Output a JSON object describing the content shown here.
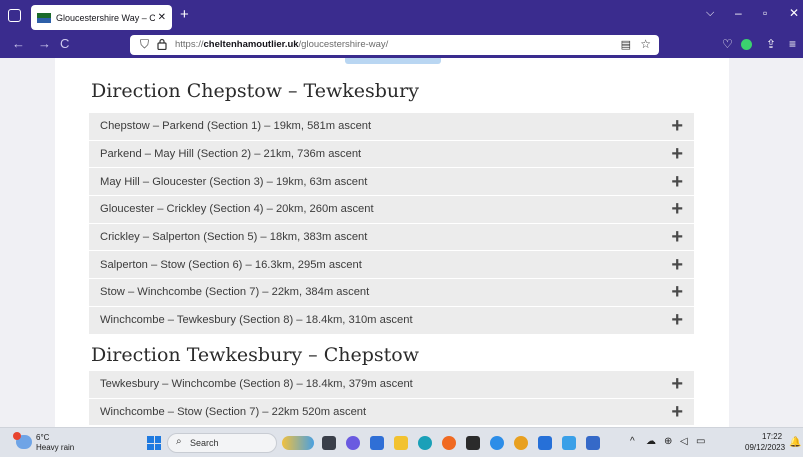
{
  "browser": {
    "tab_title": "Gloucestershire Way – Cheltenham Outlier",
    "tab_close": "✕",
    "new_tab": "+",
    "list_all_tabs": "⌵",
    "window_controls": {
      "minimize": "–",
      "maximize": "▫",
      "close": "✕"
    },
    "nav": {
      "back": "←",
      "forward": "→",
      "reload": "C"
    },
    "url_scheme": "https://",
    "url_domain": "cheltenhamoutlier.uk",
    "url_path": "/gloucestershire-way/",
    "reader_icon": "▤",
    "bookmark_icon": "☆",
    "pocket_icon": "♡",
    "share_icon": "⇪",
    "menu_icon": "≡"
  },
  "content": {
    "sections": [
      {
        "heading": "Direction Chepstow – Tewkesbury",
        "items": [
          "Chepstow – Parkend (Section 1) – 19km, 581m ascent",
          "Parkend – May Hill (Section 2) – 21km, 736m ascent",
          "May Hill – Gloucester (Section 3) – 19km, 63m ascent",
          "Gloucester – Crickley (Section 4) – 20km, 260m ascent",
          "Crickley – Salperton (Section 5) – 18km, 383m ascent",
          "Salperton – Stow (Section 6) – 16.3km, 295m ascent",
          "Stow – Winchcombe (Section 7) – 22km, 384m ascent",
          "Winchcombe – Tewkesbury (Section 8) – 18.4km, 310m ascent"
        ]
      },
      {
        "heading": "Direction Tewkesbury – Chepstow",
        "items": [
          "Tewkesbury – Winchcombe (Section 8) – 18.4km, 379m ascent",
          "Winchcombe – Stow (Section 7) – 22km 520m ascent"
        ]
      }
    ],
    "expand_icon": "+"
  },
  "taskbar": {
    "weather_temp": "6°C",
    "weather_condition": "Heavy rain",
    "search_label": "Search",
    "search_icon": "⌕",
    "time": "17:22",
    "date": "09/12/2023",
    "tray_chevron": "^",
    "bell_icon": "🔔"
  }
}
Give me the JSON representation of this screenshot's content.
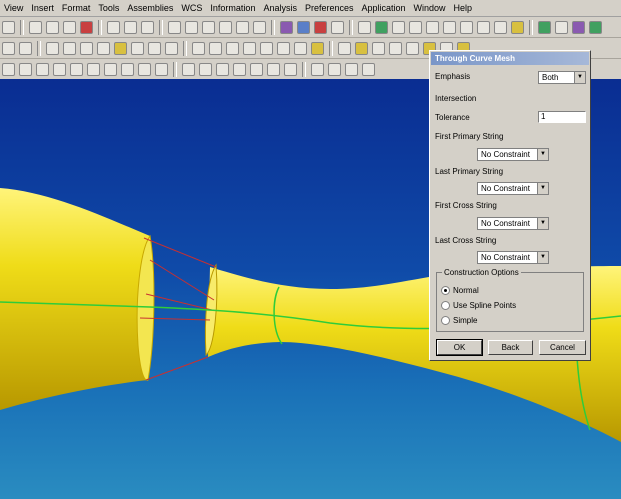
{
  "menu": [
    "View",
    "Insert",
    "Format",
    "Tools",
    "Assemblies",
    "WCS",
    "Information",
    "Analysis",
    "Preferences",
    "Application",
    "Window",
    "Help"
  ],
  "dialog": {
    "title": "Through Curve Mesh",
    "emphasis_label": "Emphasis",
    "emphasis_value": "Both",
    "intersection_label": "Intersection",
    "tolerance_label": "Tolerance",
    "tolerance_value": "1",
    "first_primary_label": "First Primary String",
    "first_primary_value": "No Constraint",
    "last_primary_label": "Last Primary String",
    "last_primary_value": "No Constraint",
    "first_cross_label": "First Cross String",
    "first_cross_value": "No Constraint",
    "last_cross_label": "Last Cross String",
    "last_cross_value": "No Constraint",
    "construction_label": "Construction Options",
    "options": [
      "Normal",
      "Use Spline Points",
      "Simple"
    ],
    "selected_option": "Normal",
    "ok_label": "OK",
    "back_label": "Back",
    "cancel_label": "Cancel"
  },
  "colors": {
    "surface": "#e8d410",
    "background": "#0a2d8c",
    "curve_green": "#2fcc3a",
    "curve_red": "#c83030"
  }
}
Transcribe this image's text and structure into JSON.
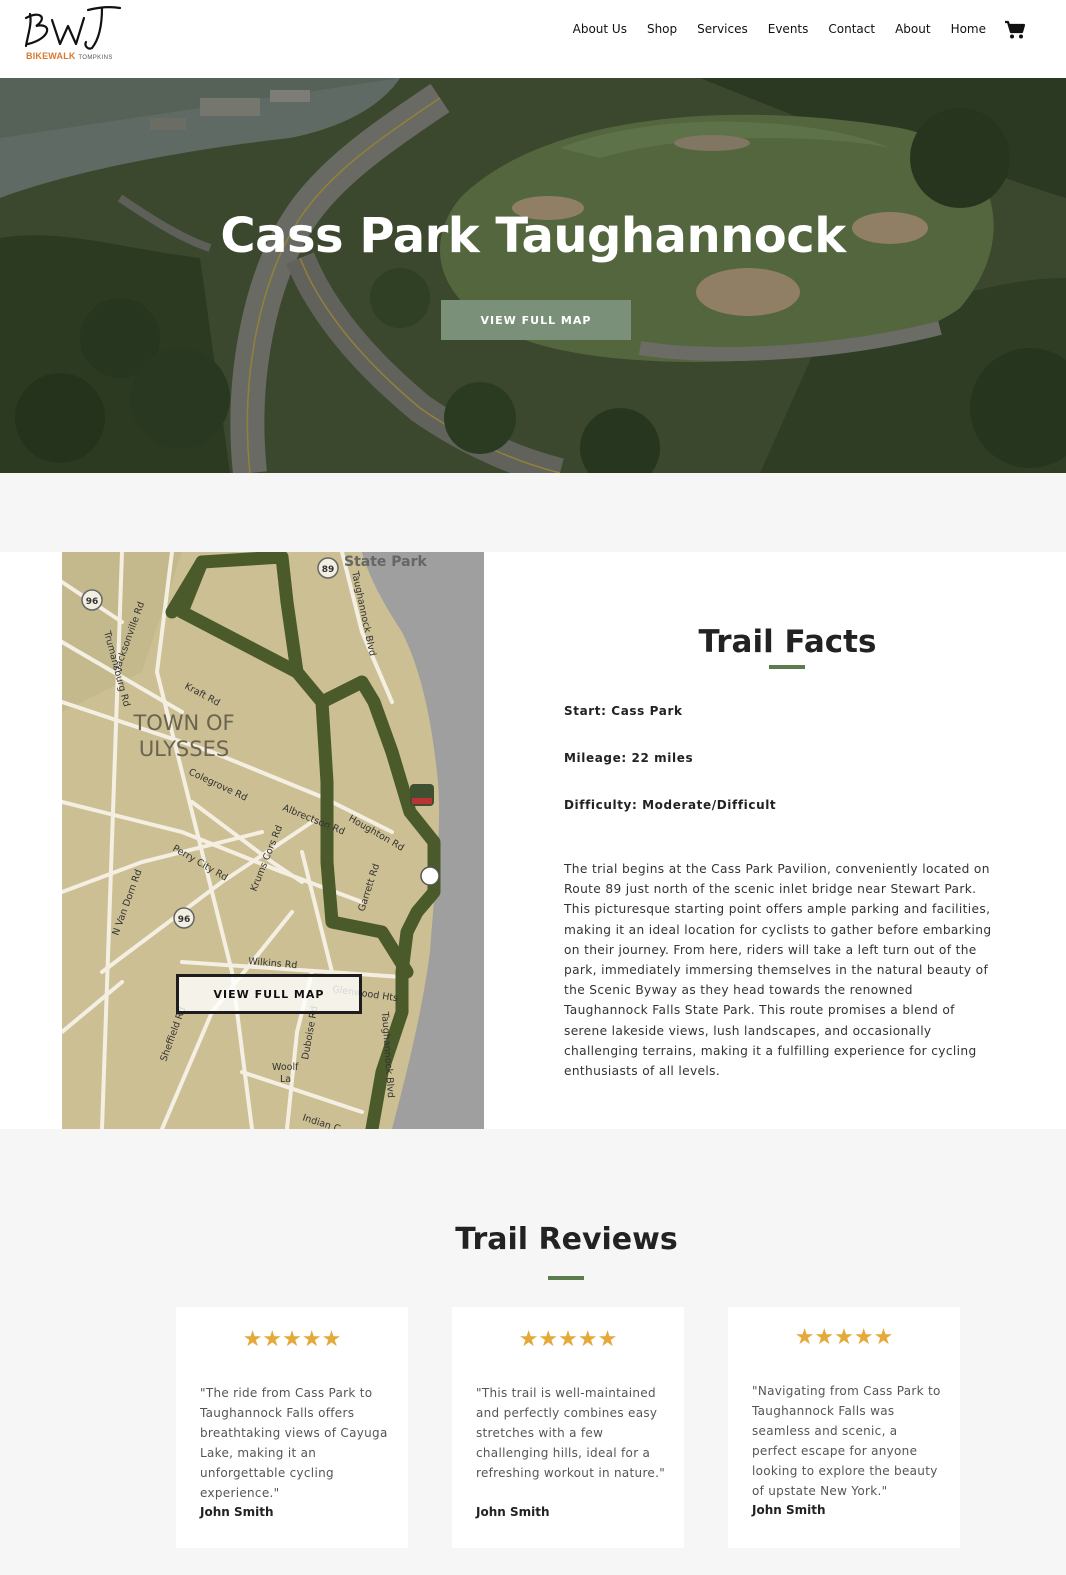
{
  "header": {
    "logo_sub_primary": "BIKEWALK",
    "logo_sub_secondary": "TOMPKINS",
    "nav": [
      "About Us",
      "Shop",
      "Services",
      "Events",
      "Contact",
      "About",
      "Home"
    ]
  },
  "hero": {
    "title": "Cass Park Taughannock",
    "button_label": "VIEW FULL MAP"
  },
  "trail": {
    "map_button_label": "VIEW FULL MAP",
    "facts_title": "Trail Facts",
    "start": "Start: Cass Park",
    "mileage": "Mileage: 22 miles",
    "difficulty": "Difficulty: Moderate/Difficult",
    "description": "The trial begins at the Cass Park Pavilion, conveniently located on Route 89 just north of the scenic inlet bridge near Stewart Park. This picturesque starting point offers ample parking and facilities, making it an ideal location for cyclists to gather before embarking on their journey. From here, riders will take a left turn out of the park, immediately immersing themselves in the natural beauty of the Scenic Byway as they head towards the renowned Taughannock Falls State Park. This route promises a blend of serene lakeside views, lush landscapes, and occasionally challenging terrains, making it a fulfilling experience for cycling enthusiasts of all levels.",
    "map_labels": {
      "state_park": "State Park",
      "town": "TOWN OF",
      "town2": "ULYSSES",
      "route96a": "96",
      "route89": "89",
      "route96b": "96",
      "jacksonville": "Jacksonville Rd",
      "trumansburg": "Trumansburg Rd",
      "kraft": "Kraft Rd",
      "colegrove": "Colegrove Rd",
      "albrectson": "Albrectson Rd",
      "houghton": "Houghton Rd",
      "perry": "Perry City Rd",
      "krums": "Krums Cors Rd",
      "garrett": "Garrett Rd",
      "vandorn": "N Van Dorn Rd",
      "wilkins": "Wilkins Rd",
      "glenwood": "Glenwood Hts",
      "sheffield": "Sheffield Rd",
      "duboise": "Duboise Rd",
      "woolf": "Woolf",
      "woolf2": "La",
      "taughannock_blvd": "Taughannock Blvd",
      "taughannock_blvd2": "Taughannock Blvd",
      "indian": "Indian C"
    }
  },
  "reviews": {
    "title": "Trail Reviews",
    "items": [
      {
        "stars": "★★★★★",
        "text": "\"The ride from Cass Park to Taughannock Falls offers breathtaking views of Cayuga Lake, making it an unforgettable cycling experience.\"",
        "author": "John Smith"
      },
      {
        "stars": "★★★★★",
        "text": "\"This trail is well-maintained and perfectly combines easy stretches with a few challenging hills, ideal for a refreshing workout in nature.\"",
        "author": "John Smith"
      },
      {
        "stars": "★★★★★",
        "text": "\"Navigating from Cass Park to Taughannock Falls was seamless and scenic, a perfect escape for anyone looking to explore the beauty of upstate New York.\"",
        "author": "John Smith"
      }
    ]
  }
}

▬▬▬▬▬▬

[Directions] Return all lines containing "heading".

[Problem solution]
        "heading": "Direction Chepstow – Tewkesbury",
        "heading": "Direction Tewkesbury – Chepstow",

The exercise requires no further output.